━━━━━ RECORDS SHOWN ━━━━━
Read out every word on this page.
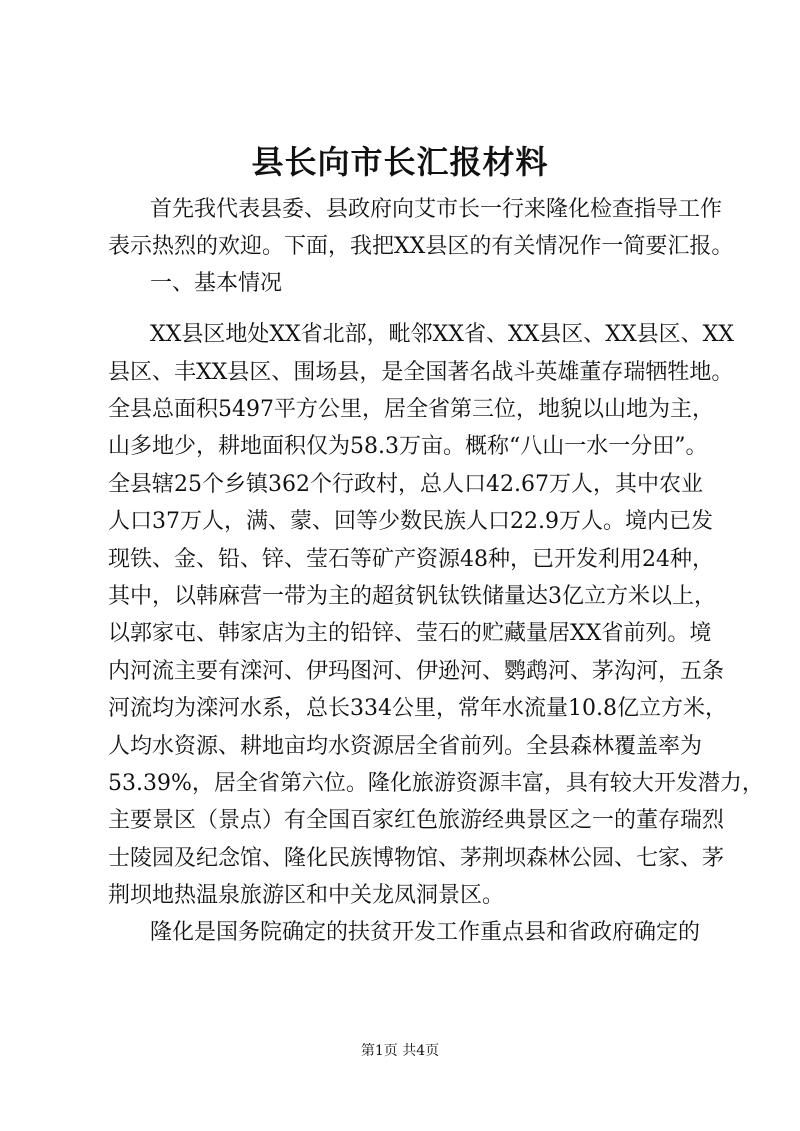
县长向市长汇报材料

首先我代表县委、县政府向艾市长一行来隆化检查指导工作

表示热烈的欢迎。下面，我把XX县区的有关情况作一简要汇报。

一、基本情况

XX县区地处XX省北部，毗邻XX省、XX县区、XX县区、XX

县区、丰XX县区、围场县，是全国著名战斗英雄董存瑞牺牲地。

全县总面积5497平方公里，居全省第三位，地貌以山地为主，

山多地少，耕地面积仅为58.3万亩。概称“八山一水一分田”。

全县辖25个乡镇362个行政村，总人口42.67万人，其中农业

人口37万人，满、蒙、回等少数民族人口22.9万人。境内已发

现铁、金、铅、锌、莹石等矿产资源48种，已开发利用24种，

其中，以韩麻营一带为主的超贫钒钛铁储量达3亿立方米以上，

以郭家屯、韩家店为主的铅锌、莹石的贮藏量居XX省前列。境

内河流主要有滦河、伊玛图河、伊逊河、鹦鹉河、茅沟河，五条

河流均为滦河水系，总长334公里，常年水流量10.8亿立方米，

人均水资源、耕地亩均水资源居全省前列。全县森林覆盖率为

53.39%，居全省第六位。隆化旅游资源丰富，具有较大开发潜力，

主要景区（景点）有全国百家红色旅游经典景区之一的董存瑞烈

士陵园及纪念馆、隆化民族博物馆、茅荆坝森林公园、七家、茅

荆坝地热温泉旅游区和中关龙凤洞景区。

隆化是国务院确定的扶贫开发工作重点县和省政府确定的

第1页 共4页
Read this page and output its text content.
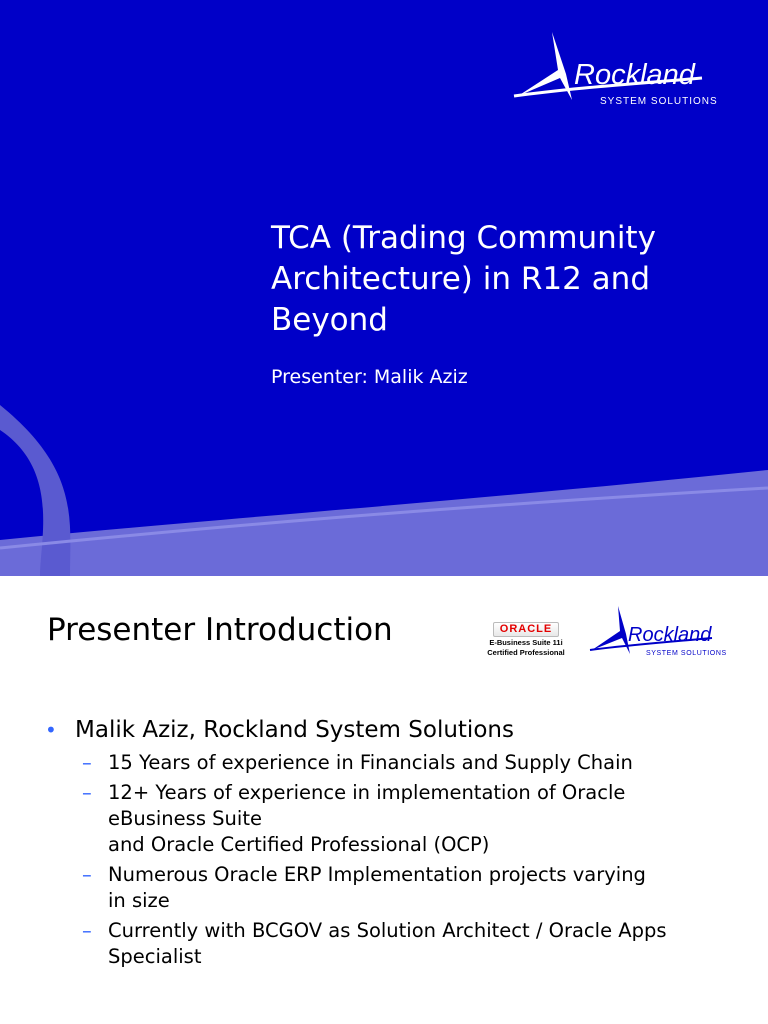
Rockland
SYSTEM SOLUTIONS
TCA (Trading Community
Architecture) in R12 and
Beyond
Presenter: Malik Aziz
Presenter Introduction	ORACLE
E-Business Suite 11i
Certified Professional
Rockland
SYSTEM SOLUTIONS
• Malik Aziz, Rockland System Solutions
– 15 Years of experience in Financials and Supply Chain
– 12+ Years of experience in implementation of Oracle
eBusiness Suite
and Oracle Certified Professional (OCP)
– Numerous Oracle ERP Implementation projects varying
in size
– Currently with BCGOV as Solution Architect / Oracle Apps
Specialist
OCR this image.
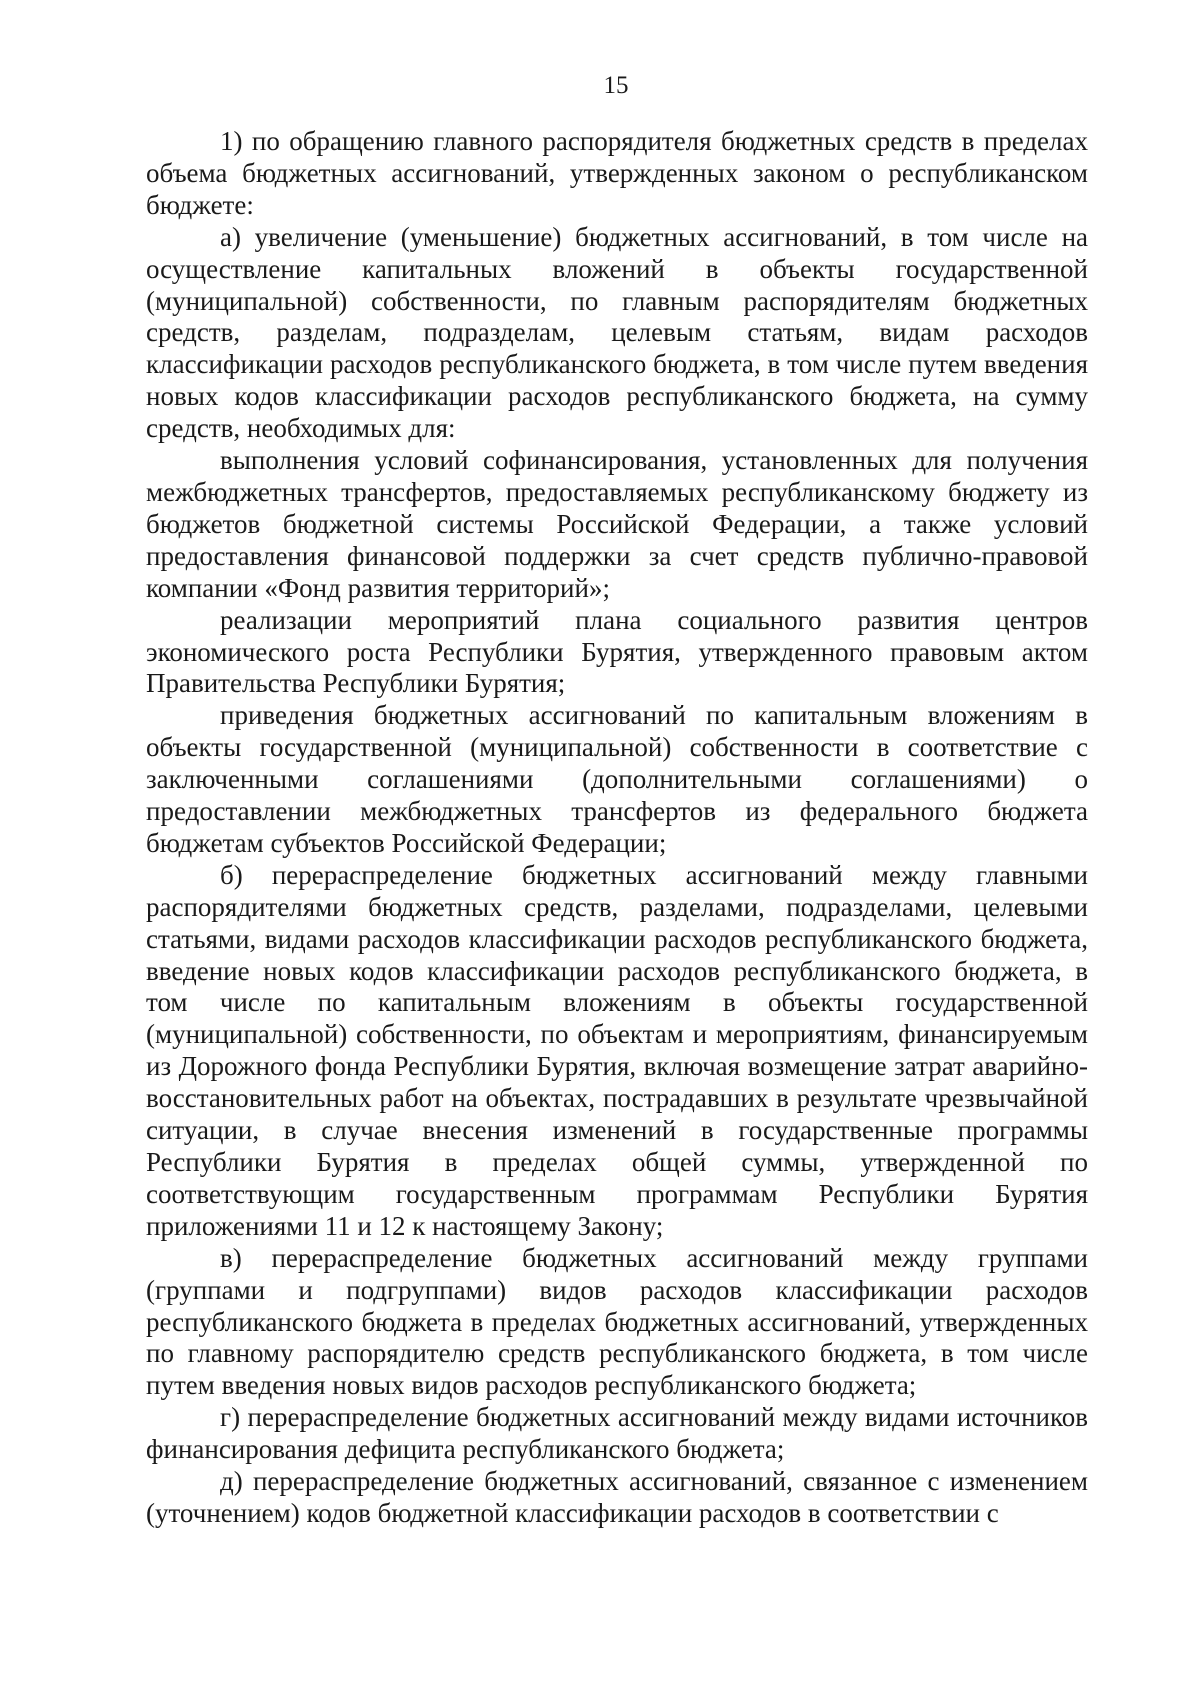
15

1) по обращению главного распорядителя бюджетных средств в пределах объема бюджетных ассигнований, утвержденных законом о республиканском бюджете:

а) увеличение (уменьшение) бюджетных ассигнований, в том числе на осуществление капитальных вложений в объекты государственной (муниципальной) собственности, по главным распорядителям бюджетных средств, разделам, подразделам, целевым статьям, видам расходов классификации расходов республиканского бюджета, в том числе путем введения новых кодов классификации расходов республиканского бюджета, на сумму средств, необходимых для:

выполнения условий софинансирования, установленных для получения межбюджетных трансфертов, предоставляемых республиканскому бюджету из бюджетов бюджетной системы Российской Федерации, а также условий предоставления финансовой поддержки за счет средств публично-правовой компании «Фонд развития территорий»;

реализации мероприятий плана социального развития центров экономического роста Республики Бурятия, утвержденного правовым актом Правительства Республики Бурятия;

приведения бюджетных ассигнований по капитальным вложениям в объекты государственной (муниципальной) собственности в соответствие с заключенными соглашениями (дополнительными соглашениями) о предоставлении межбюджетных трансфертов из федерального бюджета бюджетам субъектов Российской Федерации;

б) перераспределение бюджетных ассигнований между главными распорядителями бюджетных средств, разделами, подразделами, целевыми статьями, видами расходов классификации расходов республиканского бюджета, введение новых кодов классификации расходов республиканского бюджета, в том числе по капитальным вложениям в объекты государственной (муниципальной) собственности, по объектам и мероприятиям, финансируемым из Дорожного фонда Республики Бурятия, включая возмещение затрат аварийно-восстановительных работ на объектах, пострадавших в результате чрезвычайной ситуации, в случае внесения изменений в государственные программы Республики Бурятия в пределах общей суммы, утвержденной по соответствующим государственным программам Республики Бурятия приложениями 11 и 12 к настоящему Закону;

в) перераспределение бюджетных ассигнований между группами (группами и подгруппами) видов расходов классификации расходов республиканского бюджета в пределах бюджетных ассигнований, утвержденных по главному распорядителю средств республиканского бюджета, в том числе путем введения новых видов расходов республиканского бюджета;

г) перераспределение бюджетных ассигнований между видами источников финансирования дефицита республиканского бюджета;

д) перераспределение бюджетных ассигнований, связанное с изменением (уточнением) кодов бюджетной классификации расходов в соответствии с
━━━━━
• _GIVEN TASK_
Count the lines in the entries that hold the word "Years", and give nothing but the total.

• _RESULT FOR THIS TASK_
2